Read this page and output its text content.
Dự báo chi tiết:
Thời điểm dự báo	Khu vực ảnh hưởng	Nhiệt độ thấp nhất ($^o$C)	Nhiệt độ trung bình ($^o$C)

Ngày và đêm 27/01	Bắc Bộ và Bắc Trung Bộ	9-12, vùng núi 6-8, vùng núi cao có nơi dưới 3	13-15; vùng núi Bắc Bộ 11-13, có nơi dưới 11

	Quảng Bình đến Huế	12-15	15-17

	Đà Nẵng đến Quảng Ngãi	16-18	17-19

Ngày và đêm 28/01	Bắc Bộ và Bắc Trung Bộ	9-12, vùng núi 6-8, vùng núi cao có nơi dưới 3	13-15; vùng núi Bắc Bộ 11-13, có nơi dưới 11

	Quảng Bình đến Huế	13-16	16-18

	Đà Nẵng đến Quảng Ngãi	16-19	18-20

********

EXERCISE REQUIREMENTS:
Identify how many lines in the entries above include the string "Quảng", then state that number alone.

TASK OUTPUT:
4